#### [Brief]
Every record below is to be retyped exactly.
---- Record excerpts
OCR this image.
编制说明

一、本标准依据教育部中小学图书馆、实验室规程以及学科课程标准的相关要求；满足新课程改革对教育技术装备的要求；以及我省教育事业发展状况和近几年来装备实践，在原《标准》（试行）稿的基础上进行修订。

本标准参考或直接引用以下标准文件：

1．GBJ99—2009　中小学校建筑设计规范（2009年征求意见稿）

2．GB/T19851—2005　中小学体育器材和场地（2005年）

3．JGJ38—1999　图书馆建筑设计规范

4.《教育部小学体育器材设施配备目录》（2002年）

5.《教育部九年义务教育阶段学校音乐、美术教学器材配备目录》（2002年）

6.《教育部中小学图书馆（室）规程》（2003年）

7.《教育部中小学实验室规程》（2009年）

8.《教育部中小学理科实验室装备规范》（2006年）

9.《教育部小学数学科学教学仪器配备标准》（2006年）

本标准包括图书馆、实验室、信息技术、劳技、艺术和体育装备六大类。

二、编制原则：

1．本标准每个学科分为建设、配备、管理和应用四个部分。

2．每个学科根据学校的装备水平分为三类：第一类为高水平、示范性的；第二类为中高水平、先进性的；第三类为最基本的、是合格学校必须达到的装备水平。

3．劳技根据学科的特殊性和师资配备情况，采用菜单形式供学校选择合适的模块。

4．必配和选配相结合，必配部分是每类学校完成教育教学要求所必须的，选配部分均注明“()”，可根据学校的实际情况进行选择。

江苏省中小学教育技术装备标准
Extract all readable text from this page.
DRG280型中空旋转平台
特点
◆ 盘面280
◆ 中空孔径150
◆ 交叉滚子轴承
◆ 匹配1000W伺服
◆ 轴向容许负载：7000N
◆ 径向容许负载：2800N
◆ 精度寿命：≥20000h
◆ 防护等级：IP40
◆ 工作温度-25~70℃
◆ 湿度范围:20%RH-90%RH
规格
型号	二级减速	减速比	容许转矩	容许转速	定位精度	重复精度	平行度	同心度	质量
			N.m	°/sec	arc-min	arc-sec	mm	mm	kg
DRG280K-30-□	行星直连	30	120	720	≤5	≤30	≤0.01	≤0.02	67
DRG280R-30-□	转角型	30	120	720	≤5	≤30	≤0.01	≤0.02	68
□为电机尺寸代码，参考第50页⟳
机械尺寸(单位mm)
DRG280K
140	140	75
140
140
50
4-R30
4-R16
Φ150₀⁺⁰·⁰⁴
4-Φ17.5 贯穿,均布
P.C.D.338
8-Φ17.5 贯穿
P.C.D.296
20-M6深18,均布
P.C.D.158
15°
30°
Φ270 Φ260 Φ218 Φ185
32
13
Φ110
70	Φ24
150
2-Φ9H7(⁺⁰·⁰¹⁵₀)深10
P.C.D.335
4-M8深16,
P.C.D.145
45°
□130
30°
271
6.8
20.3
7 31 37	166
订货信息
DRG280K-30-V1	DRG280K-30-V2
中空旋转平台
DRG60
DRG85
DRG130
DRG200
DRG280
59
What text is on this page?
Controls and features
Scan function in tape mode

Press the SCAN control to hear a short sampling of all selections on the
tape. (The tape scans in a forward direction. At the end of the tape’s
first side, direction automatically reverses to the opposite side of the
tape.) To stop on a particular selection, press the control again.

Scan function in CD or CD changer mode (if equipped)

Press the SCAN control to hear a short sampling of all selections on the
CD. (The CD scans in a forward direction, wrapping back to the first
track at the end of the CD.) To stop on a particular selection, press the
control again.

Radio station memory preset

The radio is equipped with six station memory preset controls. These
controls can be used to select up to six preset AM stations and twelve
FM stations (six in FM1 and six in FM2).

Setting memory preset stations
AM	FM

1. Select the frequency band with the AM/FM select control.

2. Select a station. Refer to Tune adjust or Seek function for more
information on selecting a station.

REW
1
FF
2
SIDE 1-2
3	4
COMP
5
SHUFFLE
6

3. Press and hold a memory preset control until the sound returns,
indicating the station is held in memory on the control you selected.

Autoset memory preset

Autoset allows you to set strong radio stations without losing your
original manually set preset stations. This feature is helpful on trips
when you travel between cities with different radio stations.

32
--------
#### [Finished answer]
OCR this image.
编制说明

一、本标准依据教育部中小学图书馆、实验室规程以及学科课程标准的相关要求；满足新课程改革对教育技术装备的要求；以及我省教育事业发展状况和近几年来装备实践，在原《标准》（试行）稿的基础上进行修订。

本标准参考或直接引用以下标准文件：

1．GBJ99—2009　中小学校建筑设计规范（2009年征求意见稿）

2．GB/T19851—2005　中小学体育器材和场地（2005年）

3．JGJ38—1999　图书馆建筑设计规范

4.《教育部小学体育器材设施配备目录》（2002年）

5.《教育部九年义务教育阶段学校音乐、美术教学器材配备目录》（2002年）

6.《教育部中小学图书馆（室）规程》（2003年）

7.《教育部中小学实验室规程》（2009年）

8.《教育部中小学理科实验室装备规范》（2006年）

9.《教育部小学数学科学教学仪器配备标准》（2006年）

本标准包括图书馆、实验室、信息技术、劳技、艺术和体育装备六大类。

二、编制原则：

1．本标准每个学科分为建设、配备、管理和应用四个部分。

2．每个学科根据学校的装备水平分为三类：第一类为高水平、示范性的；第二类为中高水平、先进性的；第三类为最基本的、是合格学校必须达到的装备水平。

3．劳技根据学科的特殊性和师资配备情况，采用菜单形式供学校选择合适的模块。

4．必配和选配相结合，必配部分是每类学校完成教育教学要求所必须的，选配部分均注明“()”，可根据学校的实际情况进行选择。

江苏省中小学教育技术装备标准
Extract all readable text from this page.
DRG280型中空旋转平台
特点
◆ 盘面280
◆ 中空孔径150
◆ 交叉滚子轴承
◆ 匹配1000W伺服
◆ 轴向容许负载：7000N
◆ 径向容许负载：2800N
◆ 精度寿命：≥20000h
◆ 防护等级：IP40
◆ 工作温度-25~70℃
◆ 湿度范围:20%RH-90%RH
规格
型号	二级减速	减速比	容许转矩	容许转速	定位精度	重复精度	平行度	同心度	质量
			N.m	°/sec	arc-min	arc-sec	mm	mm	kg
DRG280K-30-□	行星直连	30	120	720	≤5	≤30	≤0.01	≤0.02	67
DRG280R-30-□	转角型	30	120	720	≤5	≤30	≤0.01	≤0.02	68
□为电机尺寸代码，参考第50页⟳
机械尺寸(单位mm)
DRG280K
140	140	75
140
140
50
4-R30
4-R16
Φ150₀⁺⁰·⁰⁴
4-Φ17.5 贯穿,均布
P.C.D.338
8-Φ17.5 贯穿
P.C.D.296
20-M6深18,均布
P.C.D.158
15°
30°
Φ270 Φ260 Φ218 Φ185
32
13
Φ110
70	Φ24
150
2-Φ9H7(⁺⁰·⁰¹⁵₀)深10
P.C.D.335
4-M8深16,
P.C.D.145
45°
□130
30°
271
6.8
20.3
7 31 37	166
订货信息
DRG280K-30-V1	DRG280K-30-V2
中空旋转平台
DRG60
DRG85
DRG130
DRG200
DRG280
59
What text is on this page?
Controls and features
Scan function in tape mode

Press the SCAN control to hear a short sampling of all selections on the
tape. (The tape scans in a forward direction. At the end of the tape’s
first side, direction automatically reverses to the opposite side of the
tape.) To stop on a particular selection, press the control again.

Scan function in CD or CD changer mode (if equipped)

Press the SCAN control to hear a short sampling of all selections on the
CD. (The CD scans in a forward direction, wrapping back to the first
track at the end of the CD.) To stop on a particular selection, press the
control again.

Radio station memory preset

The radio is equipped with six station memory preset controls. These
controls can be used to select up to six preset AM stations and twelve
FM stations (six in FM1 and six in FM2).

Setting memory preset stations
AM	FM

1. Select the frequency band with the AM/FM select control.

2. Select a station. Refer to Tune adjust or Seek function for more
information on selecting a station.

REW
1
FF
2
SIDE 1-2
3	4
COMP
5
SHUFFLE
6

3. Press and hold a memory preset control until the sound returns,
indicating the station is held in memory on the control you selected.

Autoset memory preset

Autoset allows you to set strong radio stations without losing your
original manually set preset stations. This feature is helpful on trips
when you travel between cities with different radio stations.

32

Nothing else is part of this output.